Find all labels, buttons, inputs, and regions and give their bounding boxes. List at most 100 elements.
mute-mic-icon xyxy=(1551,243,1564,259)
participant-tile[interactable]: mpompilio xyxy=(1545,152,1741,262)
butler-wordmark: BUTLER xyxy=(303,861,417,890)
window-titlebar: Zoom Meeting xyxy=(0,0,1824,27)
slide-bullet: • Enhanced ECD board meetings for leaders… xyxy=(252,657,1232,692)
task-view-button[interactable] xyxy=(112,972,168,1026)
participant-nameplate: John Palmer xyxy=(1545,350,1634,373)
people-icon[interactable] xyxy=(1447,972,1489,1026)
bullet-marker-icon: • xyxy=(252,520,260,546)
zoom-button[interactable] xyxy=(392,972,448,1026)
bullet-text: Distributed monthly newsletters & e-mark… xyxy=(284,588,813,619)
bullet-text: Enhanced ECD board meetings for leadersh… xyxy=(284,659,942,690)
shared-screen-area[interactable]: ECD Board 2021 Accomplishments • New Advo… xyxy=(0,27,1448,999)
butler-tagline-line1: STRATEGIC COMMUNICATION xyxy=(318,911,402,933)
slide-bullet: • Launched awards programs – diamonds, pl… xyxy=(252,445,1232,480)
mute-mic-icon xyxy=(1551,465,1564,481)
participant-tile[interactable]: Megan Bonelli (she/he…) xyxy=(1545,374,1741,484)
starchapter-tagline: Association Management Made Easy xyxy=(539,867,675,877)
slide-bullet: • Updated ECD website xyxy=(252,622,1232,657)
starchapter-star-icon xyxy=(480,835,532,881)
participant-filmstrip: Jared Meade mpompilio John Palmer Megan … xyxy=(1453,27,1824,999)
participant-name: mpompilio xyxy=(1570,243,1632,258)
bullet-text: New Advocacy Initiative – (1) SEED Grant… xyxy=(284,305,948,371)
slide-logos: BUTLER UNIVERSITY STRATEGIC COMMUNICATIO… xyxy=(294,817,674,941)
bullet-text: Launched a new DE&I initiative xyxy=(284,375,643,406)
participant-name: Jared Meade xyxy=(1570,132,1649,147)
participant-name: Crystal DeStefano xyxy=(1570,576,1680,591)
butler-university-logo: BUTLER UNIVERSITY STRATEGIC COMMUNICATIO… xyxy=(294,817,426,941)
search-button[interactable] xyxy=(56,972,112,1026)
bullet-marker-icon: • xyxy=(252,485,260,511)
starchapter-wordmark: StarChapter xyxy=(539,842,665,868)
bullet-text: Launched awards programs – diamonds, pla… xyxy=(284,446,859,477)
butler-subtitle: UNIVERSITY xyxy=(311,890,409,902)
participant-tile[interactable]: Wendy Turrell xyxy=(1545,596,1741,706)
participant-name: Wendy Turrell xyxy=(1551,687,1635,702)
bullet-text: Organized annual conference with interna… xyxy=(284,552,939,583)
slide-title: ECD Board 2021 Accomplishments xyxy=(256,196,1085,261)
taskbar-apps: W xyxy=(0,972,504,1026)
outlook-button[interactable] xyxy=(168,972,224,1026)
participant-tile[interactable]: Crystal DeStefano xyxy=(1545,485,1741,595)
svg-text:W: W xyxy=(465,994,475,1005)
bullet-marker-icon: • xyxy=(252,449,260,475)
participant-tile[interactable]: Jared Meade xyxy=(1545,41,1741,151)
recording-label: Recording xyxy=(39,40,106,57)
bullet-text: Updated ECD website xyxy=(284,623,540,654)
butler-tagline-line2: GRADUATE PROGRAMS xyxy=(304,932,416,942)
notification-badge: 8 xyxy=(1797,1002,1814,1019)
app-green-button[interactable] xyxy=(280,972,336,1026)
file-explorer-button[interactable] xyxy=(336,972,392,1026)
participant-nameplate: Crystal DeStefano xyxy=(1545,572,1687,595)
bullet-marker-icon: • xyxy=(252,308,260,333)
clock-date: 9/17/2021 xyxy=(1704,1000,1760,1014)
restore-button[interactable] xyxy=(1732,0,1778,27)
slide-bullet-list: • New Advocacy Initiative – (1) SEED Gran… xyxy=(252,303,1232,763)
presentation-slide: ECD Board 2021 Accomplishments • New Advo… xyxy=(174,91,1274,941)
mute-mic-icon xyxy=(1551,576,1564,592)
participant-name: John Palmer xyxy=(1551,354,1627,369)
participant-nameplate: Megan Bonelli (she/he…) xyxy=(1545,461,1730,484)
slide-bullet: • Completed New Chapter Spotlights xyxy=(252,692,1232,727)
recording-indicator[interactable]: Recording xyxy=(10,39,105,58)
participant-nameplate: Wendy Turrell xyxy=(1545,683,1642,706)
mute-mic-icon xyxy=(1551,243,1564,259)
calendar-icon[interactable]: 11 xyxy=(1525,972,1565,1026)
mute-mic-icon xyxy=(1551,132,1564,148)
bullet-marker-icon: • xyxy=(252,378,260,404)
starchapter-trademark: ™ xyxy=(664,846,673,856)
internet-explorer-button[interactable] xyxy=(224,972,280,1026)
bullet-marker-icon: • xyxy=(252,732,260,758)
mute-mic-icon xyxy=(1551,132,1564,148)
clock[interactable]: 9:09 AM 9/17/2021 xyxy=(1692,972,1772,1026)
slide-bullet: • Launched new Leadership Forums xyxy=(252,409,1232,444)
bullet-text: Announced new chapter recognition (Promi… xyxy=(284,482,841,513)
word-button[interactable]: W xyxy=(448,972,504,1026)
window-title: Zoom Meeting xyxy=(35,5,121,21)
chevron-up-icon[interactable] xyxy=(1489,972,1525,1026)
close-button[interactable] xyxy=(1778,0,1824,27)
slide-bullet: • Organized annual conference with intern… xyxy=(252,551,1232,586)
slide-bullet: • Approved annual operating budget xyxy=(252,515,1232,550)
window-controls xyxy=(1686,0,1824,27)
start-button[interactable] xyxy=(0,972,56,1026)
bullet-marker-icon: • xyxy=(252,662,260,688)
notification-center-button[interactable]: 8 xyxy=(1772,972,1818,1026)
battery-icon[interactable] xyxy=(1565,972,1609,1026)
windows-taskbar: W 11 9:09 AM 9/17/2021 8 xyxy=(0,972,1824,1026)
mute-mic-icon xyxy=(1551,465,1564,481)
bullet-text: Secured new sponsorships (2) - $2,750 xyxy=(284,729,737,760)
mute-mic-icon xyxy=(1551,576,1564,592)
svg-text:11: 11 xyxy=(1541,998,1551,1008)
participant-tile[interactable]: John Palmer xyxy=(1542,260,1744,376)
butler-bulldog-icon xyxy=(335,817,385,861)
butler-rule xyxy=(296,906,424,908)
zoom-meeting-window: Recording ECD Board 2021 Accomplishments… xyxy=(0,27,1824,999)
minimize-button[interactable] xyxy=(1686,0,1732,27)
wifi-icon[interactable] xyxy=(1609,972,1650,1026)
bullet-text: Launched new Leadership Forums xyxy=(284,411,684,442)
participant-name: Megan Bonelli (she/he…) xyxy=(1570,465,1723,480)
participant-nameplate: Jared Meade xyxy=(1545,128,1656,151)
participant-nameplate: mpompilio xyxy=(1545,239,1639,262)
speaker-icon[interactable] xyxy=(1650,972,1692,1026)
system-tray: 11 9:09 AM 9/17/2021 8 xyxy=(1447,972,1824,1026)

++++

WHAT TO PRODUCE - Reproduce the data above line for line, with no changes.

OUTPUT FOR THIS TASK -
Find all labels, buttons, inputs, and regions and give their bounding boxes. List at most 100 elements.
mute-mic-icon xyxy=(1551,243,1564,259)
participant-tile[interactable]: mpompilio xyxy=(1545,152,1741,262)
butler-wordmark: BUTLER xyxy=(303,861,417,890)
window-titlebar: Zoom Meeting xyxy=(0,0,1824,27)
slide-bullet: • Enhanced ECD board meetings for leaders… xyxy=(252,657,1232,692)
task-view-button[interactable] xyxy=(112,972,168,1026)
participant-nameplate: John Palmer xyxy=(1545,350,1634,373)
people-icon[interactable] xyxy=(1447,972,1489,1026)
bullet-marker-icon: • xyxy=(252,520,260,546)
zoom-button[interactable] xyxy=(392,972,448,1026)
bullet-text: Distributed monthly newsletters & e-mark… xyxy=(284,588,813,619)
bullet-text: Enhanced ECD board meetings for leadersh… xyxy=(284,659,942,690)
shared-screen-area[interactable]: ECD Board 2021 Accomplishments • New Advo… xyxy=(0,27,1448,999)
butler-tagline-line1: STRATEGIC COMMUNICATION xyxy=(318,911,402,933)
slide-bullet: • Launched awards programs – diamonds, pl… xyxy=(252,445,1232,480)
mute-mic-icon xyxy=(1551,465,1564,481)
participant-tile[interactable]: Megan Bonelli (she/he…) xyxy=(1545,374,1741,484)
starchapter-tagline: Association Management Made Easy xyxy=(539,867,675,877)
slide-bullet: • Updated ECD website xyxy=(252,622,1232,657)
starchapter-star-icon xyxy=(480,835,532,881)
participant-filmstrip: Jared Meade mpompilio John Palmer Megan … xyxy=(1453,27,1824,999)
participant-name: mpompilio xyxy=(1570,243,1632,258)
bullet-text: New Advocacy Initiative – (1) SEED Grant… xyxy=(284,305,948,371)
slide-logos: BUTLER UNIVERSITY STRATEGIC COMMUNICATIO… xyxy=(294,817,674,941)
bullet-text: Launched a new DE&I initiative xyxy=(284,375,643,406)
participant-name: Jared Meade xyxy=(1570,132,1649,147)
participant-name: Crystal DeStefano xyxy=(1570,576,1680,591)
butler-university-logo: BUTLER UNIVERSITY STRATEGIC COMMUNICATIO… xyxy=(294,817,426,941)
search-button[interactable] xyxy=(56,972,112,1026)
bullet-marker-icon: • xyxy=(252,485,260,511)
starchapter-wordmark: StarChapter xyxy=(539,842,665,868)
bullet-text: Launched awards programs – diamonds, pla… xyxy=(284,446,859,477)
butler-subtitle: UNIVERSITY xyxy=(311,890,409,902)
participant-tile[interactable]: Wendy Turrell xyxy=(1545,596,1741,706)
participant-name: Wendy Turrell xyxy=(1551,687,1635,702)
bullet-text: Organized annual conference with interna… xyxy=(284,552,939,583)
slide-title: ECD Board 2021 Accomplishments xyxy=(256,196,1085,261)
taskbar-apps: W xyxy=(0,972,504,1026)
outlook-button[interactable] xyxy=(168,972,224,1026)
participant-tile[interactable]: Crystal DeStefano xyxy=(1545,485,1741,595)
svg-text:W: W xyxy=(465,994,475,1005)
bullet-marker-icon: • xyxy=(252,449,260,475)
participant-tile[interactable]: Jared Meade xyxy=(1545,41,1741,151)
recording-label: Recording xyxy=(39,40,106,57)
bullet-text: Updated ECD website xyxy=(284,623,540,654)
butler-tagline-line2: GRADUATE PROGRAMS xyxy=(304,932,416,942)
notification-badge: 8 xyxy=(1797,1002,1814,1019)
app-green-button[interactable] xyxy=(280,972,336,1026)
file-explorer-button[interactable] xyxy=(336,972,392,1026)
participant-nameplate: Crystal DeStefano xyxy=(1545,572,1687,595)
bullet-marker-icon: • xyxy=(252,308,260,333)
clock-date: 9/17/2021 xyxy=(1704,1000,1760,1014)
restore-button[interactable] xyxy=(1732,0,1778,27)
slide-bullet-list: • New Advocacy Initiative – (1) SEED Gran… xyxy=(252,303,1232,763)
presentation-slide: ECD Board 2021 Accomplishments • New Advo… xyxy=(174,91,1274,941)
mute-mic-icon xyxy=(1551,576,1564,592)
participant-name: John Palmer xyxy=(1551,354,1627,369)
participant-nameplate: Megan Bonelli (she/he…) xyxy=(1545,461,1730,484)
slide-bullet: • Completed New Chapter Spotlights xyxy=(252,692,1232,727)
recording-indicator[interactable]: Recording xyxy=(10,39,105,58)
participant-nameplate: Wendy Turrell xyxy=(1545,683,1642,706)
mute-mic-icon xyxy=(1551,243,1564,259)
calendar-icon[interactable]: 11 xyxy=(1525,972,1565,1026)
mute-mic-icon xyxy=(1551,132,1564,148)
bullet-marker-icon: • xyxy=(252,378,260,404)
starchapter-trademark: ™ xyxy=(664,846,673,856)
internet-explorer-button[interactable] xyxy=(224,972,280,1026)
bullet-marker-icon: • xyxy=(252,732,260,758)
mute-mic-icon xyxy=(1551,132,1564,148)
clock[interactable]: 9:09 AM 9/17/2021 xyxy=(1692,972,1772,1026)
slide-bullet: • Launched new Leadership Forums xyxy=(252,409,1232,444)
bullet-text: Announced new chapter recognition (Promi… xyxy=(284,482,841,513)
word-button[interactable]: W xyxy=(448,972,504,1026)
window-title: Zoom Meeting xyxy=(35,5,121,21)
chevron-up-icon[interactable] xyxy=(1489,972,1525,1026)
close-button[interactable] xyxy=(1778,0,1824,27)
slide-bullet: • Organized annual conference with intern… xyxy=(252,551,1232,586)
slide-bullet: • Approved annual operating budget xyxy=(252,515,1232,550)
window-controls xyxy=(1686,0,1824,27)
start-button[interactable] xyxy=(0,972,56,1026)
bullet-marker-icon: • xyxy=(252,662,260,688)
notification-center-button[interactable]: 8 xyxy=(1772,972,1818,1026)
battery-icon[interactable] xyxy=(1565,972,1609,1026)
windows-taskbar: W 11 9:09 AM 9/17/2021 8 xyxy=(0,972,1824,1026)
mute-mic-icon xyxy=(1551,465,1564,481)
bullet-text: Secured new sponsorships (2) - $2,750 xyxy=(284,729,737,760)
mute-mic-icon xyxy=(1551,576,1564,592)
svg-text:11: 11 xyxy=(1541,998,1551,1008)
participant-tile[interactable]: John Palmer xyxy=(1542,260,1744,376)
butler-bulldog-icon xyxy=(335,817,385,861)
butler-rule xyxy=(296,906,424,908)
zoom-meeting-window: Recording ECD Board 2021 Accomplishments… xyxy=(0,27,1824,999)
minimize-button[interactable] xyxy=(1686,0,1732,27)
wifi-icon[interactable] xyxy=(1609,972,1650,1026)
bullet-text: Launched new Leadership Forums xyxy=(284,411,684,442)
participant-name: Megan Bonelli (she/he…) xyxy=(1570,465,1723,480)
participant-nameplate: Jared Meade xyxy=(1545,128,1656,151)
participant-nameplate: mpompilio xyxy=(1545,239,1639,262)
speaker-icon[interactable] xyxy=(1650,972,1692,1026)
system-tray: 11 9:09 AM 9/17/2021 8 xyxy=(1447,972,1824,1026)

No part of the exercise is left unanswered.